Dataset entries —

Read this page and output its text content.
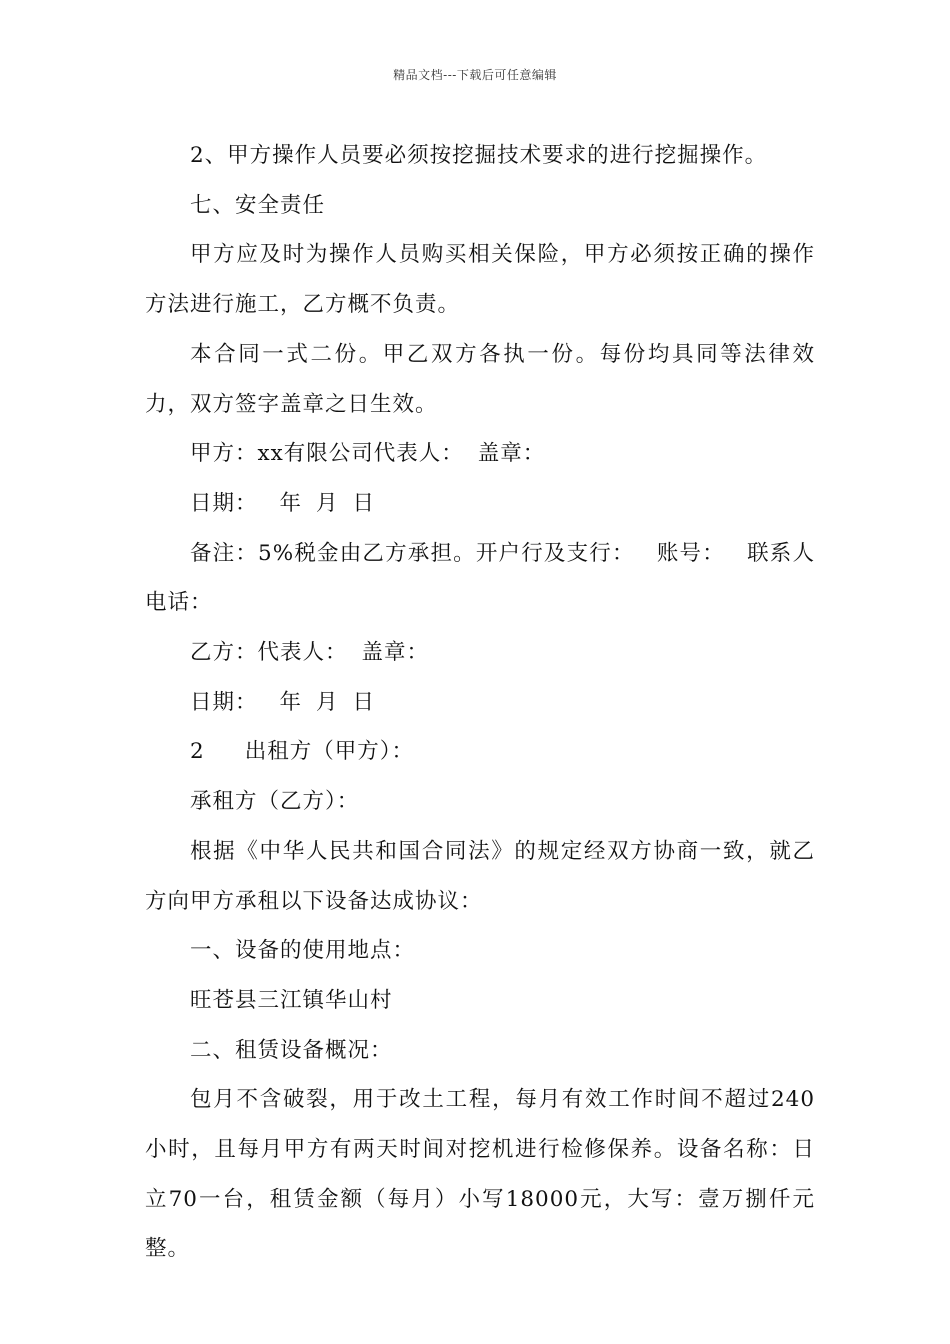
精品文档---下载后可任意编辑

2、甲方操作人员要必须按挖掘技术要求的进行挖掘操作。

七、安全责任

甲方应及时为操作人员购买相关保险，甲方必须按正确的操作方法进行施工，乙方概不负责。

本合同一式二份。甲乙双方各执一份。每份均具同等法律效力，双方签字盖章之日生效。

甲方：xx有限公司代表人： 盖章：

日期： 年 月 日

备注：5%税金由乙方承担。开户行及支行： 账号： 联系人电话：

乙方：代表人： 盖章：

日期： 年 月 日

2 出租方（甲方）：

承租方（乙方）：

根据《中华人民共和国合同法》的规定经双方协商一致，就乙方向甲方承租以下设备达成协议：

一、设备的使用地点：

旺苍县三江镇华山村

二、租赁设备概况：

包月不含破裂，用于改土工程，每月有效工作时间不超过240小时，且每月甲方有两天时间对挖机进行检修保养。设备名称：日立70一台，租赁金额（每月）小写18000元，大写：壹万捌仟元整。
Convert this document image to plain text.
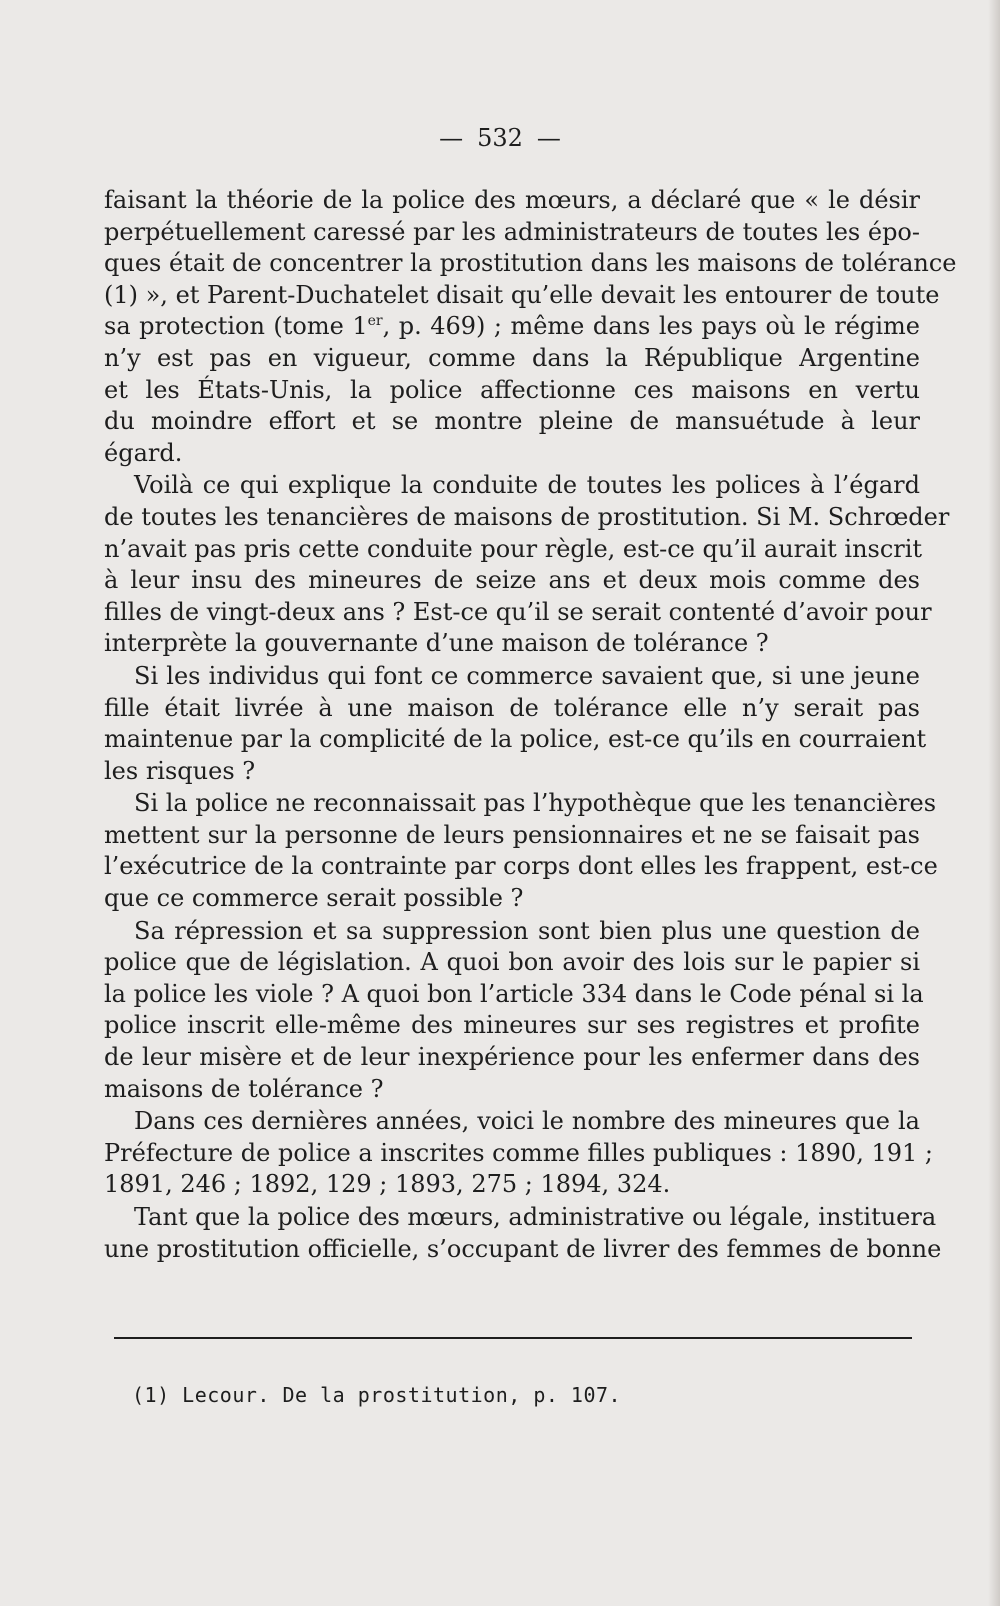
— 532 —
faisant la théorie de la police des mœurs, a déclaré que « le désir
perpétuellement caressé par les administrateurs de toutes les épo-
ques était de concentrer la prostitution dans les maisons de tolérance
(1) », et Parent-Duchatelet disait qu’elle devait les entourer de toute
sa protection (tome 1er, p. 469) ; même dans les pays où le régime
n’y est pas en vigueur, comme dans la République Argentine
et les États-Unis, la police affectionne ces maisons en vertu
du moindre effort et se montre pleine de mansuétude à leur
égard.
Voilà ce qui explique la conduite de toutes les polices à l’égard
de toutes les tenancières de maisons de prostitution. Si M. Schrœder
n’avait pas pris cette conduite pour règle, est-ce qu’il aurait inscrit
à leur insu des mineures de seize ans et deux mois comme des
filles de vingt-deux ans ? Est-ce qu’il se serait contenté d’avoir pour
interprète la gouvernante d’une maison de tolérance ?
Si les individus qui font ce commerce savaient que, si une jeune
fille était livrée à une maison de tolérance elle n’y serait pas
maintenue par la complicité de la police, est-ce qu’ils en courraient
les risques ?
Si la police ne reconnaissait pas l’hypothèque que les tenancières
mettent sur la personne de leurs pensionnaires et ne se faisait pas
l’exécutrice de la contrainte par corps dont elles les frappent, est-ce
que ce commerce serait possible ?
Sa répression et sa suppression sont bien plus une question de
police que de législation. A quoi bon avoir des lois sur le papier si
la police les viole ? A quoi bon l’article 334 dans le Code pénal si la
police inscrit elle-même des mineures sur ses registres et profite
de leur misère et de leur inexpérience pour les enfermer dans des
maisons de tolérance ?
Dans ces dernières années, voici le nombre des mineures que la
Préfecture de police a inscrites comme filles publiques : 1890, 191 ;
1891, 246 ; 1892, 129 ; 1893, 275 ; 1894, 324.
Tant que la police des mœurs, administrative ou légale, instituera
une prostitution officielle, s’occupant de livrer des femmes de bonne
(1) Lecour. De la prostitution, p. 107.
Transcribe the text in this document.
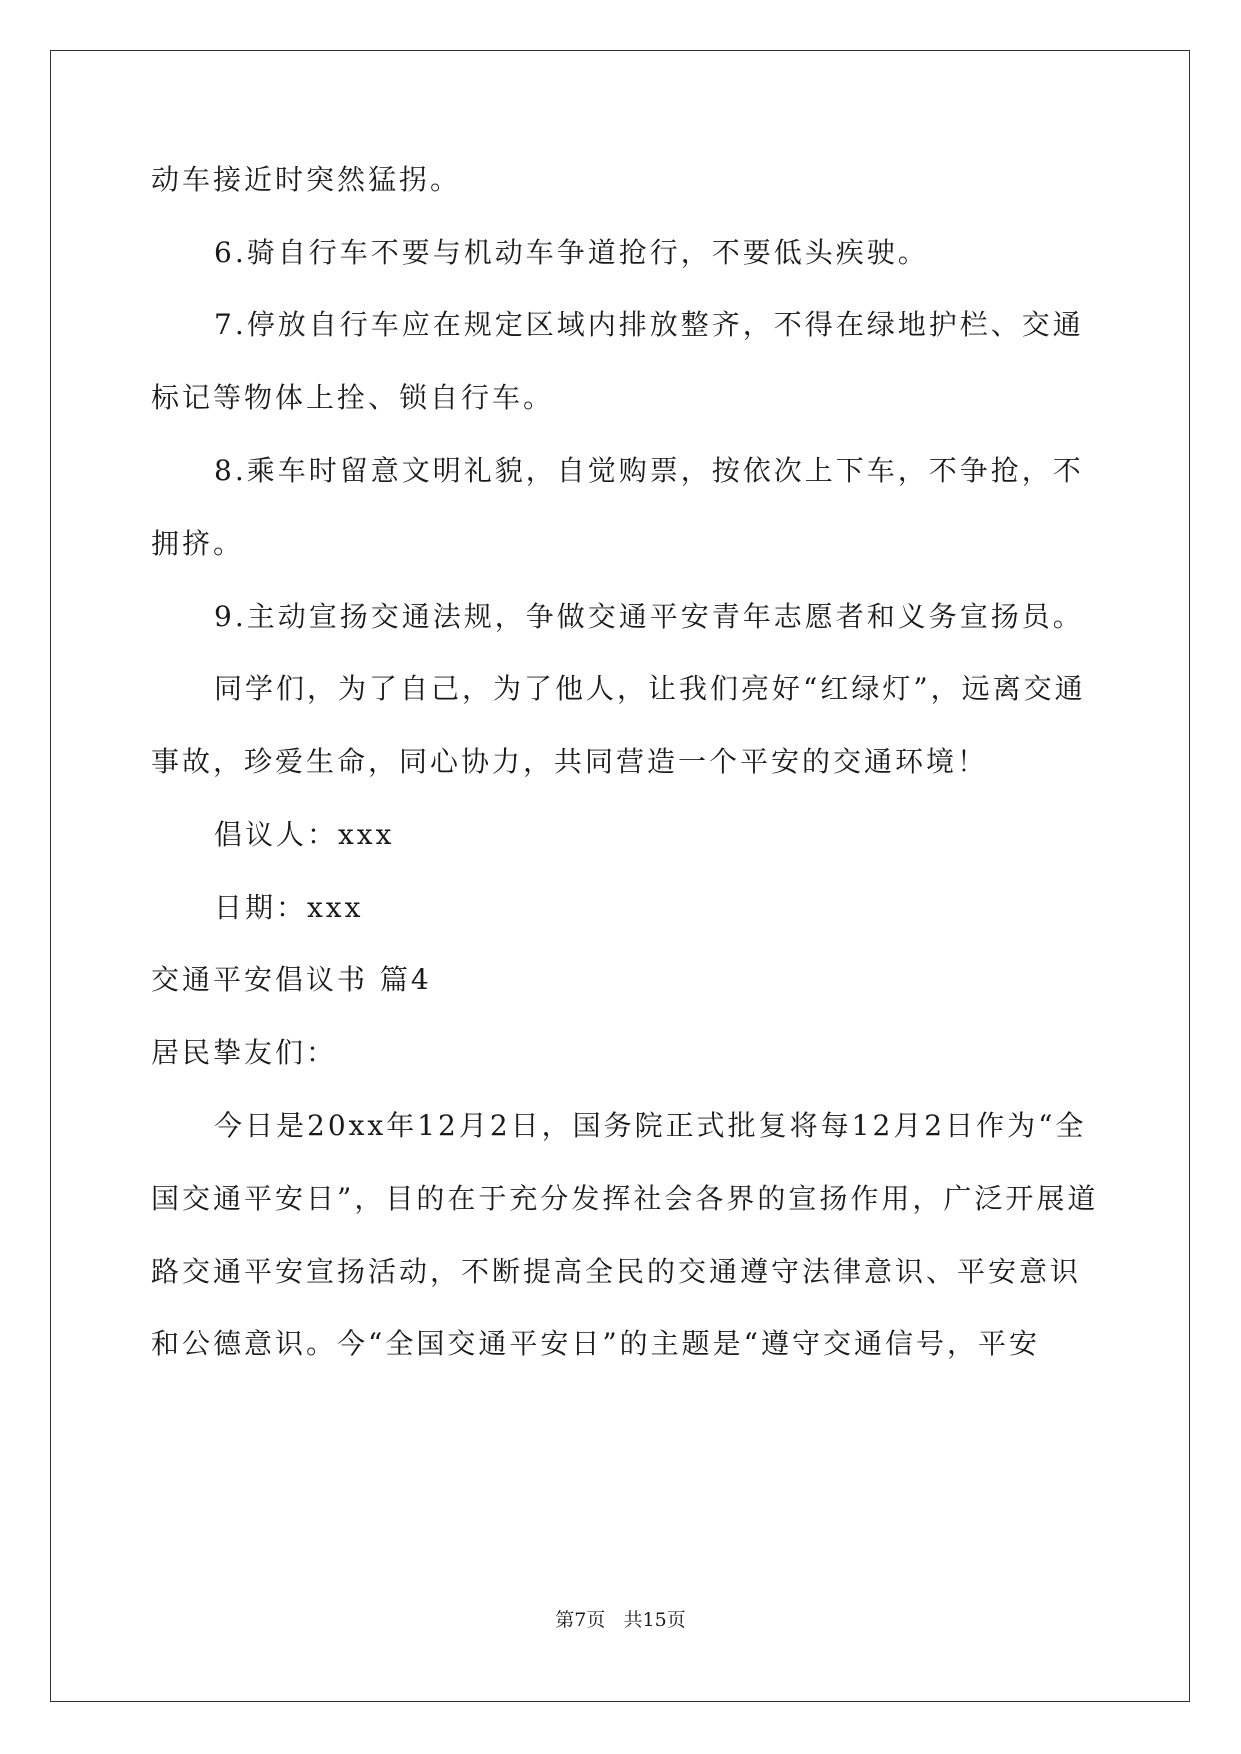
动车接近时突然猛拐。
6.骑自行车不要与机动车争道抢行，不要低头疾驶。
7.停放自行车应在规定区域内排放整齐，不得在绿地护栏、交通
标记等物体上拴、锁自行车。
8.乘车时留意文明礼貌，自觉购票，按依次上下车，不争抢，不
拥挤。
9.主动宣扬交通法规，争做交通平安青年志愿者和义务宣扬员。
同学们，为了自己，为了他人，让我们亮好“红绿灯”，远离交通
事故，珍爱生命，同心协力，共同营造一个平安的交通环境！
倡议人：xxx
日期：xxx
交通平安倡议书 篇4
居民挚友们：
今日是20xx年12月2日，国务院正式批复将每12月2日作为“全
国交通平安日”，目的在于充分发挥社会各界的宣扬作用，广泛开展道
路交通平安宣扬活动，不断提高全民的交通遵守法律意识、平安意识
和公德意识。今“全国交通平安日”的主题是“遵守交通信号，平安
第7页 共15页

Your goal — Make an exact copy of the whole listing, but don't bring over any pictures.

Task output —
Read this page and output its text content.
精品文档---下载后可任意编辑

2、甲方操作人员要必须按挖掘技术要求的进行挖掘操作。

七、安全责任

甲方应及时为操作人员购买相关保险，甲方必须按正确的操作方法进行施工，乙方概不负责。

本合同一式二份。甲乙双方各执一份。每份均具同等法律效力，双方签字盖章之日生效。

甲方：xx有限公司代表人： 盖章：

日期： 年 月 日

备注：5%税金由乙方承担。开户行及支行： 账号： 联系人电话：

乙方：代表人： 盖章：

日期： 年 月 日

2 出租方（甲方）：

承租方（乙方）：

根据《中华人民共和国合同法》的规定经双方协商一致，就乙方向甲方承租以下设备达成协议：

一、设备的使用地点：

旺苍县三江镇华山村

二、租赁设备概况：

包月不含破裂，用于改土工程，每月有效工作时间不超过240小时，且每月甲方有两天时间对挖机进行检修保养。设备名称：日立70一台，租赁金额（每月）小写18000元，大写：壹万捌仟元整。
Convert this document image to plain text.
— 532 —
faisant la théorie de la police des mœurs, a déclaré que « le désir
perpétuellement caressé par les administrateurs de toutes les épo-
ques était de concentrer la prostitution dans les maisons de tolérance
(1) », et Parent-Duchatelet disait qu’elle devait les entourer de toute
sa protection (tome 1er, p. 469) ; même dans les pays où le régime
n’y est pas en vigueur, comme dans la République Argentine
et les États-Unis, la police affectionne ces maisons en vertu
du moindre effort et se montre pleine de mansuétude à leur
égard.
Voilà ce qui explique la conduite de toutes les polices à l’égard
de toutes les tenancières de maisons de prostitution. Si M. Schrœder
n’avait pas pris cette conduite pour règle, est-ce qu’il aurait inscrit
à leur insu des mineures de seize ans et deux mois comme des
filles de vingt-deux ans ? Est-ce qu’il se serait contenté d’avoir pour
interprète la gouvernante d’une maison de tolérance ?
Si les individus qui font ce commerce savaient que, si une jeune
fille était livrée à une maison de tolérance elle n’y serait pas
maintenue par la complicité de la police, est-ce qu’ils en courraient
les risques ?
Si la police ne reconnaissait pas l’hypothèque que les tenancières
mettent sur la personne de leurs pensionnaires et ne se faisait pas
l’exécutrice de la contrainte par corps dont elles les frappent, est-ce
que ce commerce serait possible ?
Sa répression et sa suppression sont bien plus une question de
police que de législation. A quoi bon avoir des lois sur le papier si
la police les viole ? A quoi bon l’article 334 dans le Code pénal si la
police inscrit elle-même des mineures sur ses registres et profite
de leur misère et de leur inexpérience pour les enfermer dans des
maisons de tolérance ?
Dans ces dernières années, voici le nombre des mineures que la
Préfecture de police a inscrites comme filles publiques : 1890, 191 ;
1891, 246 ; 1892, 129 ; 1893, 275 ; 1894, 324.
Tant que la police des mœurs, administrative ou légale, instituera
une prostitution officielle, s’occupant de livrer des femmes de bonne
(1) Lecour. De la prostitution, p. 107.
Transcribe the text in this document.
动车接近时突然猛拐。
6.骑自行车不要与机动车争道抢行，不要低头疾驶。
7.停放自行车应在规定区域内排放整齐，不得在绿地护栏、交通
标记等物体上拴、锁自行车。
8.乘车时留意文明礼貌，自觉购票，按依次上下车，不争抢，不
拥挤。
9.主动宣扬交通法规，争做交通平安青年志愿者和义务宣扬员。
同学们，为了自己，为了他人，让我们亮好“红绿灯”，远离交通
事故，珍爱生命，同心协力，共同营造一个平安的交通环境！
倡议人：xxx
日期：xxx
交通平安倡议书 篇4
居民挚友们：
今日是20xx年12月2日，国务院正式批复将每12月2日作为“全
国交通平安日”，目的在于充分发挥社会各界的宣扬作用，广泛开展道
路交通平安宣扬活动，不断提高全民的交通遵守法律意识、平安意识
和公德意识。今“全国交通平安日”的主题是“遵守交通信号，平安
第7页 共15页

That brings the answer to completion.